─── SUPPLIED INFORMATION

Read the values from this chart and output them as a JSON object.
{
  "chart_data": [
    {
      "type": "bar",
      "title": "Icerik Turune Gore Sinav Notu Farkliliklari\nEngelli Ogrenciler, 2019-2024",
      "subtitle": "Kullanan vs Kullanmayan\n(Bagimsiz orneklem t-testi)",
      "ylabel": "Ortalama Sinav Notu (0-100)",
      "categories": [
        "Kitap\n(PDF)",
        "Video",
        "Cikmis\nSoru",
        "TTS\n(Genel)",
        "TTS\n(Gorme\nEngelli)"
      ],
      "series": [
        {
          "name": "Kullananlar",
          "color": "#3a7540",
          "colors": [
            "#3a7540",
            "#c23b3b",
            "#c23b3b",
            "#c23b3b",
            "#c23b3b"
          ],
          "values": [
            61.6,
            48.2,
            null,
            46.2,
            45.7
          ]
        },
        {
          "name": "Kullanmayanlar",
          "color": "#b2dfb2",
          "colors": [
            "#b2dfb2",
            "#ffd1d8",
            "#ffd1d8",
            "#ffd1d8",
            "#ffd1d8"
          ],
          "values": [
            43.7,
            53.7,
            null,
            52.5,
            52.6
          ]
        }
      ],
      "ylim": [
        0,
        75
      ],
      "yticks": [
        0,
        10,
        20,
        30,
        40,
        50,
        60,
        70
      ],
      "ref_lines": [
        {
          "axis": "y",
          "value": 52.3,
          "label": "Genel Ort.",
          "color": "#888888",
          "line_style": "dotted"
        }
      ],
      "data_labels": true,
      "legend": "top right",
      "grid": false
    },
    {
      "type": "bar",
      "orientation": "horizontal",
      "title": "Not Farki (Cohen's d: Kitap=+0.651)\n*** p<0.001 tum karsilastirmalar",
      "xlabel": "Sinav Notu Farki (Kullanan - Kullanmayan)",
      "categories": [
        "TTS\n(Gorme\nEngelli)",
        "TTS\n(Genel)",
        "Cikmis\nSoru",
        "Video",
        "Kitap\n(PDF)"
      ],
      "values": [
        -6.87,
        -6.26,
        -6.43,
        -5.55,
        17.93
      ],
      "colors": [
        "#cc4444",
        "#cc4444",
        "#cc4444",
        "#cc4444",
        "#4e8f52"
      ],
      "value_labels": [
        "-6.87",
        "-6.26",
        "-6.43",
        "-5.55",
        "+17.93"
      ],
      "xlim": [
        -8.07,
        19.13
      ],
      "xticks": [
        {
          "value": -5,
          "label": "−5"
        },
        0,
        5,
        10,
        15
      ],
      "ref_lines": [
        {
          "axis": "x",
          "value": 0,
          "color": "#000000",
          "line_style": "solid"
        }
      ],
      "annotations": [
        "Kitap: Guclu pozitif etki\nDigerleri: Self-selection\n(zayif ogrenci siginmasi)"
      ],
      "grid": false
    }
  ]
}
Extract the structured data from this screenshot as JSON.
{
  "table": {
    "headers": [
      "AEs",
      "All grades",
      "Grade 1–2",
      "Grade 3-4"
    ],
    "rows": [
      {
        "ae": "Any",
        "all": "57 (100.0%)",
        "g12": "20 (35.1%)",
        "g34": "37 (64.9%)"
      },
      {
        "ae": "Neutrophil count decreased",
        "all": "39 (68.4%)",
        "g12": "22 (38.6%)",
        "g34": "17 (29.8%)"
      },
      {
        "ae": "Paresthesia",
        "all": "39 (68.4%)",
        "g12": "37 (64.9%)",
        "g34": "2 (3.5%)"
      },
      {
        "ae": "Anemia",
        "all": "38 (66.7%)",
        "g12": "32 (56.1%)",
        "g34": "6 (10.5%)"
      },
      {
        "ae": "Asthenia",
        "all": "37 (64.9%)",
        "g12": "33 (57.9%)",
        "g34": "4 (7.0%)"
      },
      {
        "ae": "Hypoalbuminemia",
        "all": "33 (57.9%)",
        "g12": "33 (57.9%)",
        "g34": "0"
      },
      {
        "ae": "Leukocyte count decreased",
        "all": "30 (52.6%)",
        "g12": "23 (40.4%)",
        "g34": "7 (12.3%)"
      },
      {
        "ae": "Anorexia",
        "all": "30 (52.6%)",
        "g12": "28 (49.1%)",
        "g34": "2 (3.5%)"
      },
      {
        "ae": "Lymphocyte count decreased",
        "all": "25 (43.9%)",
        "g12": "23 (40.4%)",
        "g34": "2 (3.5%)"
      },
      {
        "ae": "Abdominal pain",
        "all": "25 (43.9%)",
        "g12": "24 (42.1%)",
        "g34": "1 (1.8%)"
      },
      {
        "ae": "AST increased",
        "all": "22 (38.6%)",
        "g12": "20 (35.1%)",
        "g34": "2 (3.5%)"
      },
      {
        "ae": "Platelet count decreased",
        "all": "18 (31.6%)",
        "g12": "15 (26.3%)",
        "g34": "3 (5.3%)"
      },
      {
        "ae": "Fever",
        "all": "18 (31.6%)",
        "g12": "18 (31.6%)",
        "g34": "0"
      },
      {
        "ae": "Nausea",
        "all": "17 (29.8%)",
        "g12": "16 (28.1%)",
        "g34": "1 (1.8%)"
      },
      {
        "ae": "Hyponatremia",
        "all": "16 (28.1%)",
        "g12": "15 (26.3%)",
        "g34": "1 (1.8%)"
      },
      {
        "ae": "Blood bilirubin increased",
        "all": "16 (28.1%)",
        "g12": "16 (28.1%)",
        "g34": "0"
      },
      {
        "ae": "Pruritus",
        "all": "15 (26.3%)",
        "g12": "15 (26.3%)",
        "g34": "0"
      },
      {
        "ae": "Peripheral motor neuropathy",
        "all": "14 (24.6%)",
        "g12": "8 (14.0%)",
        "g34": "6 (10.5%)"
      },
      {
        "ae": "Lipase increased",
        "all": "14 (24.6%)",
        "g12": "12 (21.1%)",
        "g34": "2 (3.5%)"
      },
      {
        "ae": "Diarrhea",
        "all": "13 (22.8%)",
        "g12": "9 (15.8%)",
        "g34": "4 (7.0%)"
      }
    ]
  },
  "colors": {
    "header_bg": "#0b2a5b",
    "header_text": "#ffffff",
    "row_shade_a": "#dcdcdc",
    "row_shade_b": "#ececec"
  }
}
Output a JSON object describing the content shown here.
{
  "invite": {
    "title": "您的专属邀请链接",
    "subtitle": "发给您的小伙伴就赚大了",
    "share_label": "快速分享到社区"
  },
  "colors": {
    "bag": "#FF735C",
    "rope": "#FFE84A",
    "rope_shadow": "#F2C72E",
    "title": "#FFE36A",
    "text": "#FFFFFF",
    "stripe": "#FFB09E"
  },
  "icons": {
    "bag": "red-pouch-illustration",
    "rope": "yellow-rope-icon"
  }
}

──────

Each record must be repeated exactly as it is.

• _RESULT OF THIS EXERCISE_
Read the values from this chart and output them as a JSON object.
{
  "chart_data": [
    {
      "type": "bar",
      "title": "Icerik Turune Gore Sinav Notu Farkliliklari\nEngelli Ogrenciler, 2019-2024",
      "subtitle": "Kullanan vs Kullanmayan\n(Bagimsiz orneklem t-testi)",
      "ylabel": "Ortalama Sinav Notu (0-100)",
      "categories": [
        "Kitap\n(PDF)",
        "Video",
        "Cikmis\nSoru",
        "TTS\n(Genel)",
        "TTS\n(Gorme\nEngelli)"
      ],
      "series": [
        {
          "name": "Kullananlar",
          "color": "#3a7540",
          "colors": [
            "#3a7540",
            "#c23b3b",
            "#c23b3b",
            "#c23b3b",
            "#c23b3b"
          ],
          "values": [
            61.6,
            48.2,
            null,
            46.2,
            45.7
          ]
        },
        {
          "name": "Kullanmayanlar",
          "color": "#b2dfb2",
          "colors": [
            "#b2dfb2",
            "#ffd1d8",
            "#ffd1d8",
            "#ffd1d8",
            "#ffd1d8"
          ],
          "values": [
            43.7,
            53.7,
            null,
            52.5,
            52.6
          ]
        }
      ],
      "ylim": [
        0,
        75
      ],
      "yticks": [
        0,
        10,
        20,
        30,
        40,
        50,
        60,
        70
      ],
      "ref_lines": [
        {
          "axis": "y",
          "value": 52.3,
          "label": "Genel Ort.",
          "color": "#888888",
          "line_style": "dotted"
        }
      ],
      "data_labels": true,
      "legend": "top right",
      "grid": false
    },
    {
      "type": "bar",
      "orientation": "horizontal",
      "title": "Not Farki (Cohen's d: Kitap=+0.651)\n*** p<0.001 tum karsilastirmalar",
      "xlabel": "Sinav Notu Farki (Kullanan - Kullanmayan)",
      "categories": [
        "TTS\n(Gorme\nEngelli)",
        "TTS\n(Genel)",
        "Cikmis\nSoru",
        "Video",
        "Kitap\n(PDF)"
      ],
      "values": [
        -6.87,
        -6.26,
        -6.43,
        -5.55,
        17.93
      ],
      "colors": [
        "#cc4444",
        "#cc4444",
        "#cc4444",
        "#cc4444",
        "#4e8f52"
      ],
      "value_labels": [
        "-6.87",
        "-6.26",
        "-6.43",
        "-5.55",
        "+17.93"
      ],
      "xlim": [
        -8.07,
        19.13
      ],
      "xticks": [
        {
          "value": -5,
          "label": "−5"
        },
        0,
        5,
        10,
        15
      ],
      "ref_lines": [
        {
          "axis": "x",
          "value": 0,
          "color": "#000000",
          "line_style": "solid"
        }
      ],
      "annotations": [
        "Kitap: Guclu pozitif etki\nDigerleri: Self-selection\n(zayif ogrenci siginmasi)"
      ],
      "grid": false
    }
  ]
}
Extract the structured data from this screenshot as JSON.
{
  "table": {
    "headers": [
      "AEs",
      "All grades",
      "Grade 1–2",
      "Grade 3-4"
    ],
    "rows": [
      {
        "ae": "Any",
        "all": "57 (100.0%)",
        "g12": "20 (35.1%)",
        "g34": "37 (64.9%)"
      },
      {
        "ae": "Neutrophil count decreased",
        "all": "39 (68.4%)",
        "g12": "22 (38.6%)",
        "g34": "17 (29.8%)"
      },
      {
        "ae": "Paresthesia",
        "all": "39 (68.4%)",
        "g12": "37 (64.9%)",
        "g34": "2 (3.5%)"
      },
      {
        "ae": "Anemia",
        "all": "38 (66.7%)",
        "g12": "32 (56.1%)",
        "g34": "6 (10.5%)"
      },
      {
        "ae": "Asthenia",
        "all": "37 (64.9%)",
        "g12": "33 (57.9%)",
        "g34": "4 (7.0%)"
      },
      {
        "ae": "Hypoalbuminemia",
        "all": "33 (57.9%)",
        "g12": "33 (57.9%)",
        "g34": "0"
      },
      {
        "ae": "Leukocyte count decreased",
        "all": "30 (52.6%)",
        "g12": "23 (40.4%)",
        "g34": "7 (12.3%)"
      },
      {
        "ae": "Anorexia",
        "all": "30 (52.6%)",
        "g12": "28 (49.1%)",
        "g34": "2 (3.5%)"
      },
      {
        "ae": "Lymphocyte count decreased",
        "all": "25 (43.9%)",
        "g12": "23 (40.4%)",
        "g34": "2 (3.5%)"
      },
      {
        "ae": "Abdominal pain",
        "all": "25 (43.9%)",
        "g12": "24 (42.1%)",
        "g34": "1 (1.8%)"
      },
      {
        "ae": "AST increased",
        "all": "22 (38.6%)",
        "g12": "20 (35.1%)",
        "g34": "2 (3.5%)"
      },
      {
        "ae": "Platelet count decreased",
        "all": "18 (31.6%)",
        "g12": "15 (26.3%)",
        "g34": "3 (5.3%)"
      },
      {
        "ae": "Fever",
        "all": "18 (31.6%)",
        "g12": "18 (31.6%)",
        "g34": "0"
      },
      {
        "ae": "Nausea",
        "all": "17 (29.8%)",
        "g12": "16 (28.1%)",
        "g34": "1 (1.8%)"
      },
      {
        "ae": "Hyponatremia",
        "all": "16 (28.1%)",
        "g12": "15 (26.3%)",
        "g34": "1 (1.8%)"
      },
      {
        "ae": "Blood bilirubin increased",
        "all": "16 (28.1%)",
        "g12": "16 (28.1%)",
        "g34": "0"
      },
      {
        "ae": "Pruritus",
        "all": "15 (26.3%)",
        "g12": "15 (26.3%)",
        "g34": "0"
      },
      {
        "ae": "Peripheral motor neuropathy",
        "all": "14 (24.6%)",
        "g12": "8 (14.0%)",
        "g34": "6 (10.5%)"
      },
      {
        "ae": "Lipase increased",
        "all": "14 (24.6%)",
        "g12": "12 (21.1%)",
        "g34": "2 (3.5%)"
      },
      {
        "ae": "Diarrhea",
        "all": "13 (22.8%)",
        "g12": "9 (15.8%)",
        "g34": "4 (7.0%)"
      }
    ]
  },
  "colors": {
    "header_bg": "#0b2a5b",
    "header_text": "#ffffff",
    "row_shade_a": "#dcdcdc",
    "row_shade_b": "#ececec"
  }
}
Output a JSON object describing the content shown here.
{
  "invite": {
    "title": "您的专属邀请链接",
    "subtitle": "发给您的小伙伴就赚大了",
    "share_label": "快速分享到社区"
  },
  "colors": {
    "bag": "#FF735C",
    "rope": "#FFE84A",
    "rope_shadow": "#F2C72E",
    "title": "#FFE36A",
    "text": "#FFFFFF",
    "stripe": "#FFB09E"
  },
  "icons": {
    "bag": "red-pouch-illustration",
    "rope": "yellow-rope-icon"
  }
}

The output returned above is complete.